Problem requirements
Your task is to transcribe all of the data below exactly, omitting the images.

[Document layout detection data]
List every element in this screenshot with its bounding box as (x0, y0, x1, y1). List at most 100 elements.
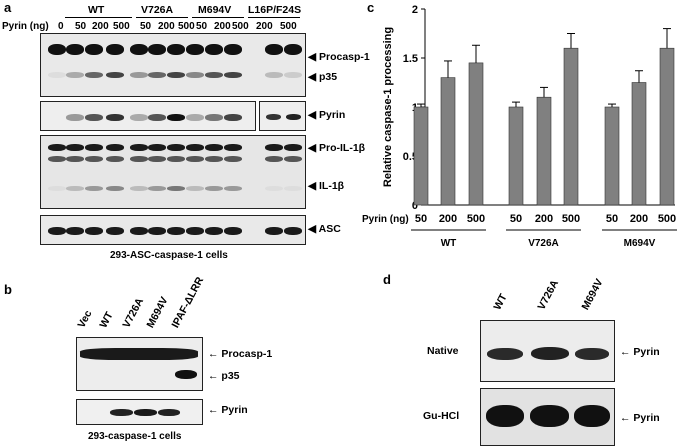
blot-band (167, 72, 185, 78)
label-b-pyrin: ← Pyrin (208, 404, 248, 416)
blot-a-il1b (40, 135, 306, 209)
blot-a-pyrin-mutant (259, 101, 306, 131)
x-tick-label: 200 (439, 213, 457, 225)
blot-band (48, 227, 66, 235)
label-il-1b: ◀ IL-1β (308, 180, 345, 192)
label-d-pyrin-native: ← Pyrin (620, 346, 660, 358)
blot-band (85, 144, 103, 151)
panel-b-lane-label: V726A (120, 296, 147, 330)
blot-band (284, 144, 302, 151)
group-label-m694v: M694V (198, 4, 232, 16)
blot-band (265, 44, 283, 55)
x-tick-label: 500 (658, 213, 676, 225)
x-tick-label: 50 (606, 213, 618, 225)
blot-band (148, 156, 166, 162)
dose-row-label: Pyrin (ng) (2, 21, 49, 32)
panel-b-letter: b (4, 282, 12, 297)
dose-label: 500 (178, 21, 195, 32)
bar (563, 47, 579, 206)
blot-band (167, 156, 185, 162)
label-procasp-1: ◀ Procasp-1 (308, 51, 370, 63)
blot-band (265, 186, 283, 191)
bar (508, 106, 524, 206)
dose-label: 200 (214, 21, 231, 32)
group-line-v726a (136, 17, 188, 18)
y-tick-label: 1.5 (403, 53, 418, 65)
label-d-pyrin-guhcl: ← Pyrin (620, 412, 660, 424)
group-line-m694v (192, 17, 244, 18)
blot-band (167, 144, 185, 151)
blot-band (106, 186, 124, 191)
dose-label: 200 (256, 21, 273, 32)
blot-band (85, 44, 103, 55)
y-tick-label: 2 (412, 4, 418, 16)
blot-band (186, 227, 204, 235)
panel-a-letter: a (4, 0, 12, 15)
panel-b-lane-label: M694V (144, 294, 171, 330)
label-b-procasp-1: ← Procasp-1 (208, 348, 273, 360)
blot-band (48, 156, 66, 162)
blot-band (224, 186, 242, 191)
panel-d-lane-label: V726A (535, 278, 562, 312)
panel-c-letter: c (367, 0, 375, 15)
blot-band (48, 144, 66, 151)
x-tick-label: 500 (562, 213, 580, 225)
blot-b-procasp (76, 337, 203, 391)
dose-label: 0 (58, 21, 64, 32)
blot-band (106, 156, 124, 162)
dose-label: 50 (140, 21, 152, 32)
blot-band (106, 144, 124, 151)
panel-b-lane-label: Vec (75, 308, 95, 330)
blot-d-native (480, 320, 615, 382)
row-label-guhcl: Gu-HCl (423, 410, 460, 422)
caption-b: 293-caspase-1 cells (88, 431, 182, 442)
label-b-p35: ← p35 (208, 370, 240, 382)
bar (536, 96, 552, 206)
x-row-label: Pyrin (ng) (362, 214, 409, 225)
blot-band (66, 44, 84, 55)
row-label-native: Native (427, 345, 459, 357)
blot-band (205, 227, 223, 235)
caption-a: 293-ASC-caspase-1 cells (110, 250, 228, 261)
blot-b-pyrin (76, 399, 203, 425)
blot-band (284, 72, 302, 78)
group-line-wt (65, 17, 132, 18)
blot-band (66, 186, 84, 191)
label-asc: ◀ ASC (308, 223, 341, 235)
y-tick-label: 0 (412, 200, 418, 212)
blot-band (48, 44, 66, 55)
blot-band (48, 114, 66, 121)
blot-d-guhcl (480, 388, 615, 446)
panel-d-lane-label: M694V (579, 276, 606, 312)
label-p35: ◀ p35 (308, 71, 338, 83)
blot-band (205, 186, 223, 191)
panel-b-lane-label: IPAF-ΔLRR (169, 275, 207, 330)
blot-band (284, 44, 302, 55)
blot-band (66, 114, 84, 121)
blot-a-procasp (40, 33, 306, 97)
blot-band (205, 44, 223, 55)
blot-band (106, 44, 124, 55)
blot-band (106, 227, 124, 235)
blot-band (85, 114, 103, 121)
blot-band (265, 144, 283, 151)
blot-band (148, 144, 166, 151)
blot-band (106, 72, 124, 78)
blot-band (66, 72, 84, 78)
dose-label: 500 (232, 21, 249, 32)
bar (440, 77, 456, 206)
blot-band (224, 227, 242, 235)
blot-band (265, 156, 283, 162)
blot-band (186, 144, 204, 151)
blot-band (130, 114, 148, 121)
blot-band (265, 227, 283, 235)
blot-band (284, 227, 302, 235)
blot-band (167, 114, 185, 121)
blot-band (224, 72, 242, 78)
blot-band (224, 144, 242, 151)
blot-band (224, 114, 242, 121)
blot-band (130, 44, 148, 55)
group-label: M694V (624, 238, 656, 249)
blot-band (66, 227, 84, 235)
bar (468, 62, 484, 206)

Response area
List every element in this screenshot with its bounding box as (x0, y0, x1, y1). List at most 100 elements.
blot-band (167, 72, 185, 78)
label-b-pyrin: ← Pyrin (208, 404, 248, 416)
blot-a-il1b (40, 135, 306, 209)
blot-a-pyrin-mutant (259, 101, 306, 131)
x-tick-label: 200 (439, 213, 457, 225)
blot-band (48, 227, 66, 235)
label-il-1b: ◀ IL-1β (308, 180, 345, 192)
label-d-pyrin-native: ← Pyrin (620, 346, 660, 358)
blot-band (85, 144, 103, 151)
panel-b-lane-label: V726A (120, 296, 147, 330)
blot-band (284, 144, 302, 151)
group-label-m694v: M694V (198, 4, 232, 16)
blot-band (265, 44, 283, 55)
x-tick-label: 500 (658, 213, 676, 225)
x-tick-label: 50 (606, 213, 618, 225)
blot-band (148, 156, 166, 162)
dose-row-label: Pyrin (ng) (2, 21, 49, 32)
panel-b-letter: b (4, 282, 12, 297)
dose-label: 500 (178, 21, 195, 32)
bar (563, 47, 579, 206)
blot-band (167, 156, 185, 162)
label-procasp-1: ◀ Procasp-1 (308, 51, 370, 63)
blot-band (265, 186, 283, 191)
bar (508, 106, 524, 206)
dose-label: 200 (214, 21, 231, 32)
group-line-v726a (136, 17, 188, 18)
y-tick-label: 1.5 (403, 53, 418, 65)
label-d-pyrin-guhcl: ← Pyrin (620, 412, 660, 424)
group-line-m694v (192, 17, 244, 18)
blot-band (167, 144, 185, 151)
blot-band (106, 186, 124, 191)
dose-label: 200 (256, 21, 273, 32)
blot-band (85, 44, 103, 55)
y-tick-label: 2 (412, 4, 418, 16)
blot-band (186, 227, 204, 235)
panel-a-letter: a (4, 0, 12, 15)
panel-b-lane-label: M694V (144, 294, 171, 330)
label-b-procasp-1: ← Procasp-1 (208, 348, 273, 360)
blot-band (48, 156, 66, 162)
blot-band (224, 186, 242, 191)
panel-d-lane-label: V726A (535, 278, 562, 312)
panel-c-letter: c (367, 0, 375, 15)
blot-band (48, 144, 66, 151)
x-tick-label: 500 (562, 213, 580, 225)
blot-b-procasp (76, 337, 203, 391)
dose-label: 0 (58, 21, 64, 32)
blot-band (106, 156, 124, 162)
dose-label: 50 (140, 21, 152, 32)
blot-band (106, 144, 124, 151)
panel-b-lane-label: Vec (75, 308, 95, 330)
blot-d-native (480, 320, 615, 382)
row-label-guhcl: Gu-HCl (423, 410, 460, 422)
caption-b: 293-caspase-1 cells (88, 431, 182, 442)
label-b-p35: ← p35 (208, 370, 240, 382)
bar (536, 96, 552, 206)
x-row-label: Pyrin (ng) (362, 214, 409, 225)
blot-band (66, 44, 84, 55)
row-label-native: Native (427, 345, 459, 357)
blot-band (205, 227, 223, 235)
caption-a: 293-ASC-caspase-1 cells (110, 250, 228, 261)
blot-b-pyrin (76, 399, 203, 425)
blot-band (284, 72, 302, 78)
group-line-wt (65, 17, 132, 18)
blot-band (66, 186, 84, 191)
label-asc: ◀ ASC (308, 223, 341, 235)
y-tick-label: 0 (412, 200, 418, 212)
blot-band (48, 44, 66, 55)
blot-band (48, 114, 66, 121)
blot-d-guhcl (480, 388, 615, 446)
panel-d-lane-label: M694V (579, 276, 606, 312)
label-p35: ◀ p35 (308, 71, 338, 83)
blot-band (205, 186, 223, 191)
panel-b-lane-label: IPAF-ΔLRR (169, 275, 207, 330)
blot-band (284, 44, 302, 55)
blot-band (66, 114, 84, 121)
blot-a-procasp (40, 33, 306, 97)
blot-band (205, 44, 223, 55)
blot-band (106, 44, 124, 55)
blot-band (106, 227, 124, 235)
blot-band (85, 114, 103, 121)
blot-band (265, 144, 283, 151)
blot-band (148, 144, 166, 151)
blot-band (106, 72, 124, 78)
blot-band (66, 72, 84, 78)
dose-label: 500 (232, 21, 249, 32)
bar (440, 77, 456, 206)
blot-band (224, 227, 242, 235)
blot-band (265, 156, 283, 162)
blot-band (186, 144, 204, 151)
blot-band (130, 114, 148, 121)
blot-band (265, 227, 283, 235)
blot-band (284, 227, 302, 235)
blot-band (167, 114, 185, 121)
blot-band (224, 72, 242, 78)
blot-band (224, 144, 242, 151)
blot-band (224, 114, 242, 121)
blot-band (130, 44, 148, 55)
group-label: M694V (624, 238, 656, 249)
blot-band (66, 227, 84, 235)
bar (468, 62, 484, 206)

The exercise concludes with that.